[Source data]
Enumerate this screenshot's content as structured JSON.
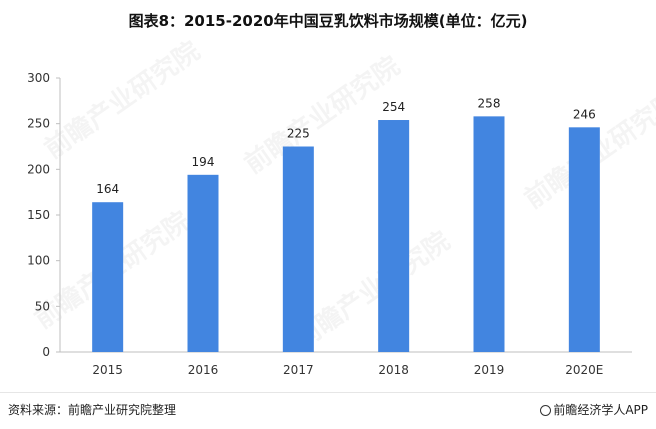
{
  "title": "图表8：2015-2020年中国豆乳饮料市场规模(单位：亿元)",
  "footer": {
    "source": "资料来源：前瞻产业研究院整理",
    "brand": "前瞻经济学人APP"
  },
  "watermark": "前瞻产业研究院",
  "colors": {
    "bar": "#4285e0",
    "axis": "#bfbfbf",
    "text": "#222222"
  },
  "chart_data": {
    "type": "bar",
    "categories": [
      "2015",
      "2016",
      "2017",
      "2018",
      "2019",
      "2020E"
    ],
    "values": [
      164,
      194,
      225,
      254,
      258,
      246
    ],
    "data_labels": [
      "164",
      "194",
      "225",
      "254",
      "258",
      "246"
    ],
    "title": "图表8：2015-2020年中国豆乳饮料市场规模(单位：亿元)",
    "xlabel": "",
    "ylabel": "",
    "ylim": [
      0,
      300
    ],
    "yticks": [
      0,
      50,
      100,
      150,
      200,
      250,
      300
    ],
    "grid": false,
    "legend": "none"
  }
}
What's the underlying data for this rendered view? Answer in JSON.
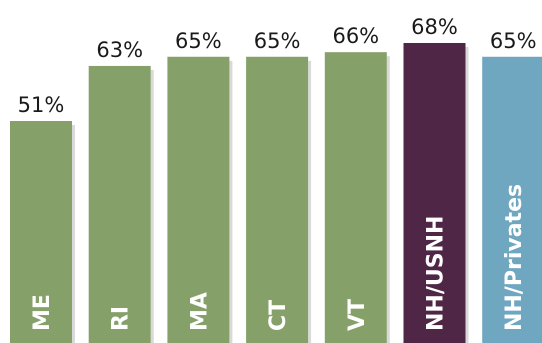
{
  "chart_data": {
    "type": "bar",
    "categories": [
      "ME",
      "RI",
      "MA",
      "CT",
      "VT",
      "NH/USNH",
      "NH/Privates"
    ],
    "values": [
      51,
      63,
      65,
      65,
      66,
      68,
      65
    ],
    "value_labels": [
      "51%",
      "63%",
      "65%",
      "65%",
      "66%",
      "68%",
      "65%"
    ],
    "title": "",
    "xlabel": "",
    "ylabel": "",
    "ylim": [
      0,
      75
    ],
    "grid": false,
    "legend": "none",
    "category_labels_inside_bars": true,
    "category_label_orientation": "vertical",
    "bar_colors": [
      "#86a06a",
      "#86a06a",
      "#86a06a",
      "#86a06a",
      "#86a06a",
      "#4f2645",
      "#6fa6c0"
    ]
  }
}
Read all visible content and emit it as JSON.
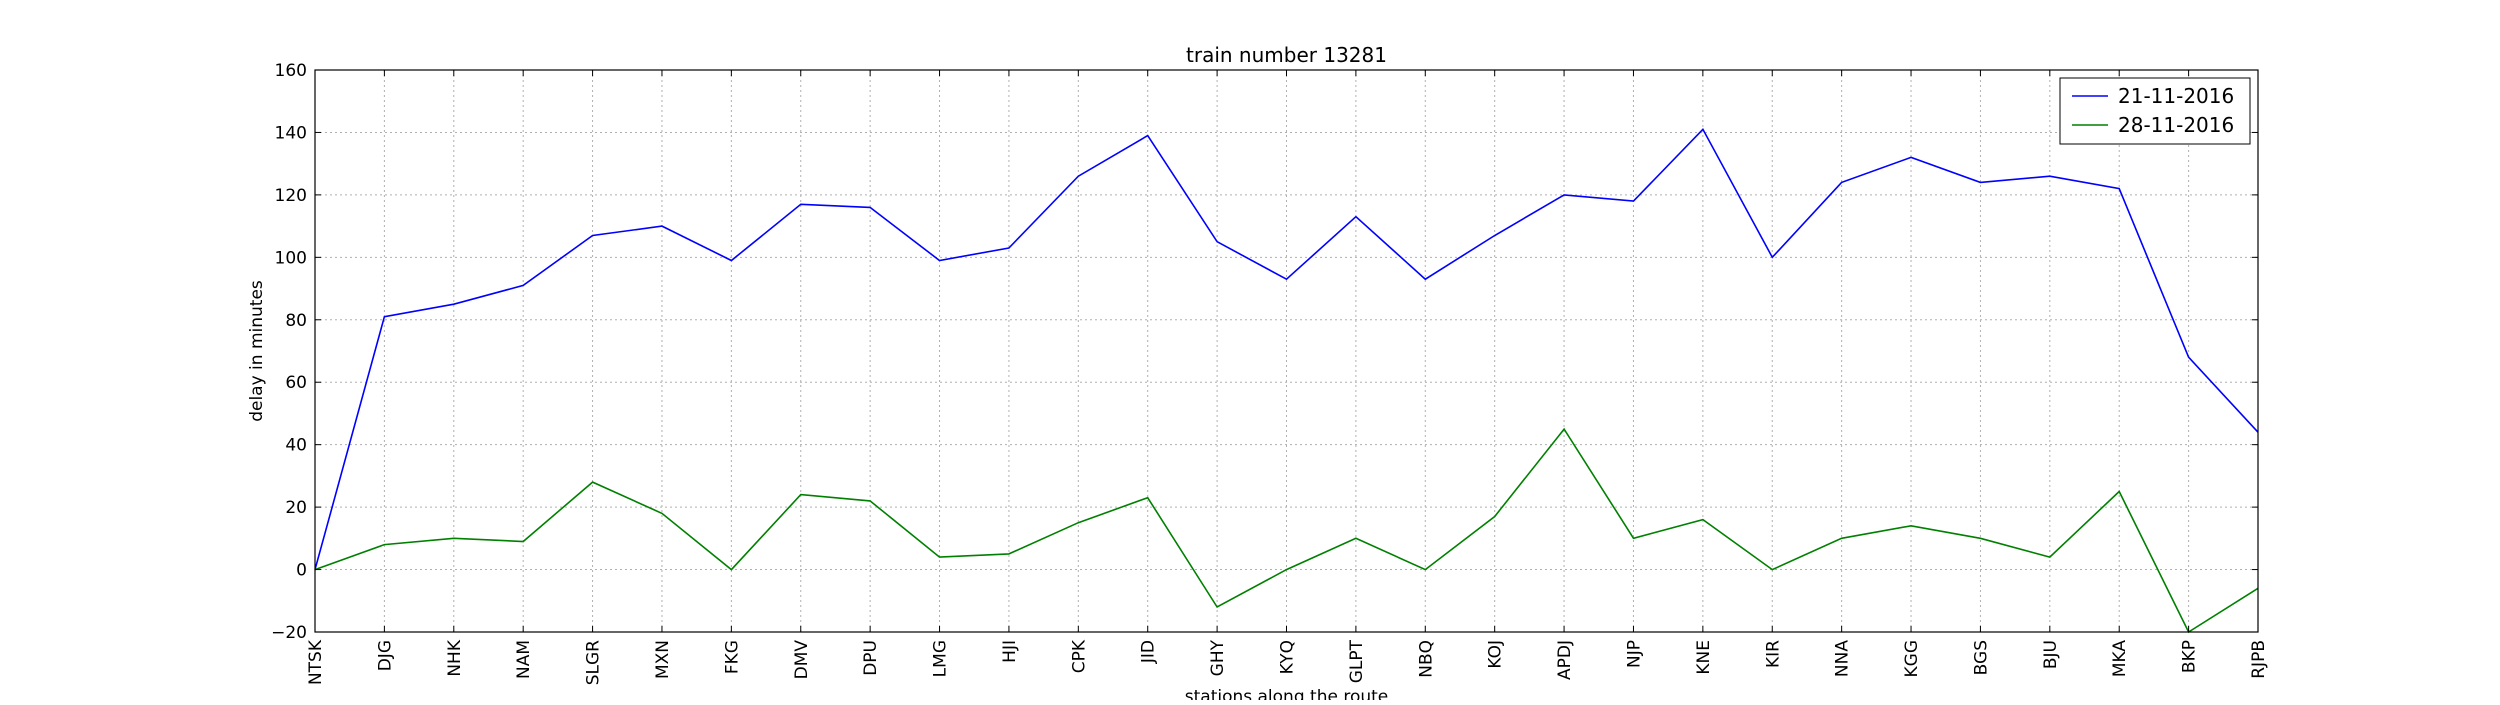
{
  "chart_data": {
    "type": "line",
    "title": "train number 13281",
    "xlabel": "stations along the route",
    "ylabel": "delay in minutes",
    "ylim": [
      -20,
      160
    ],
    "yticks": [
      -20,
      0,
      20,
      40,
      60,
      80,
      100,
      120,
      140,
      160
    ],
    "grid": true,
    "legend_position": "top-right",
    "categories": [
      "NTSK",
      "DJG",
      "NHK",
      "NAM",
      "SLGR",
      "MXN",
      "FKG",
      "DMV",
      "DPU",
      "LMG",
      "HJI",
      "CPK",
      "JID",
      "GHY",
      "KYQ",
      "GLPT",
      "NBQ",
      "KOJ",
      "APDJ",
      "NJP",
      "KNE",
      "KIR",
      "NNA",
      "KGG",
      "BGS",
      "BJU",
      "MKA",
      "BKP",
      "RJPB"
    ],
    "series": [
      {
        "name": "21-11-2016",
        "color": "#0000ff",
        "values": [
          0,
          81,
          85,
          91,
          107,
          110,
          99,
          117,
          116,
          99,
          103,
          126,
          139,
          105,
          93,
          113,
          93,
          107,
          120,
          118,
          141,
          100,
          124,
          132,
          124,
          126,
          122,
          68,
          44
        ]
      },
      {
        "name": "28-11-2016",
        "color": "#008000",
        "values": [
          0,
          8,
          10,
          9,
          28,
          18,
          0,
          24,
          22,
          4,
          5,
          15,
          23,
          -12,
          0,
          10,
          0,
          17,
          45,
          10,
          16,
          0,
          10,
          14,
          10,
          4,
          25,
          -20,
          -6
        ]
      }
    ]
  }
}
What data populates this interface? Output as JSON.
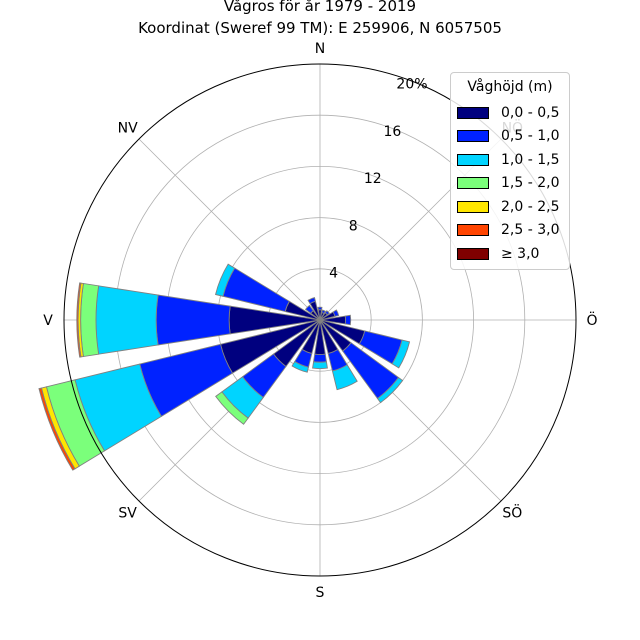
{
  "title_line1": "Vågros för år 1979 - 2019",
  "title_line2": "Koordinat (Sweref 99 TM): E 259906, N 6057505",
  "chart_data": {
    "type": "windrose",
    "directions": [
      "N",
      "NNÖ",
      "NÖ",
      "ÖNÖ",
      "Ö",
      "ÖSÖ",
      "SÖ",
      "SSÖ",
      "S",
      "SSV",
      "SV",
      "VSV",
      "V",
      "VNV",
      "NV",
      "NNV"
    ],
    "compass_labels": [
      {
        "label": "N",
        "angle": 0
      },
      {
        "label": "NÖ",
        "angle": 45
      },
      {
        "label": "Ö",
        "angle": 90
      },
      {
        "label": "SÖ",
        "angle": 135
      },
      {
        "label": "S",
        "angle": 180
      },
      {
        "label": "SV",
        "angle": 225
      },
      {
        "label": "V",
        "angle": 270
      },
      {
        "label": "NV",
        "angle": 315
      }
    ],
    "radial_ticks": [
      "4",
      "8",
      "12",
      "16",
      "20%"
    ],
    "radial_values": [
      4,
      8,
      12,
      16,
      20
    ],
    "rmax": 20,
    "legend_title": "Våghöjd (m)",
    "bins": [
      {
        "label": "0,0 - 0,5",
        "color": "#00007f"
      },
      {
        "label": "0,5 - 1,0",
        "color": "#0022ff"
      },
      {
        "label": "1,0 - 1,5",
        "color": "#00d4ff"
      },
      {
        "label": "1,5 - 2,0",
        "color": "#7bff7b"
      },
      {
        "label": "2,0 - 2,5",
        "color": "#ffe600"
      },
      {
        "label": "2,5 - 3,0",
        "color": "#ff4400"
      },
      {
        "label": "≥ 3,0",
        "color": "#7f0000"
      }
    ],
    "values": [
      [
        0.8,
        0.2,
        0,
        0,
        0,
        0,
        0
      ],
      [
        0.6,
        0.2,
        0,
        0,
        0,
        0,
        0
      ],
      [
        0.7,
        0.2,
        0,
        0,
        0,
        0,
        0
      ],
      [
        1.2,
        0.3,
        0,
        0,
        0,
        0,
        0
      ],
      [
        2.0,
        0.4,
        0,
        0,
        0,
        0,
        0
      ],
      [
        3.6,
        3.0,
        0.6,
        0,
        0,
        0,
        0
      ],
      [
        3.0,
        4.6,
        0.4,
        0,
        0,
        0,
        0
      ],
      [
        2.7,
        1.4,
        1.5,
        0,
        0,
        0,
        0
      ],
      [
        2.7,
        0.6,
        0.5,
        0,
        0,
        0,
        0
      ],
      [
        2.7,
        1.1,
        0.4,
        0,
        0,
        0,
        0
      ],
      [
        4.5,
        3.0,
        2.0,
        0.6,
        0,
        0,
        0
      ],
      [
        8.0,
        6.5,
        5.2,
        2.3,
        0.4,
        0.2,
        0
      ],
      [
        7.1,
        5.7,
        4.7,
        1.2,
        0.2,
        0.1,
        0
      ],
      [
        2.8,
        5.0,
        0.6,
        0,
        0,
        0,
        0
      ],
      [
        0.9,
        0.5,
        0,
        0,
        0,
        0,
        0
      ],
      [
        1.5,
        0.3,
        0,
        0,
        0,
        0,
        0
      ]
    ]
  }
}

Goal
Lines that hold "What" are the ones to copy; find all of them.

Response to the task
What's the underlying data for this rendered view? Answer in JSON.
What data populates this interface? Output as JSON.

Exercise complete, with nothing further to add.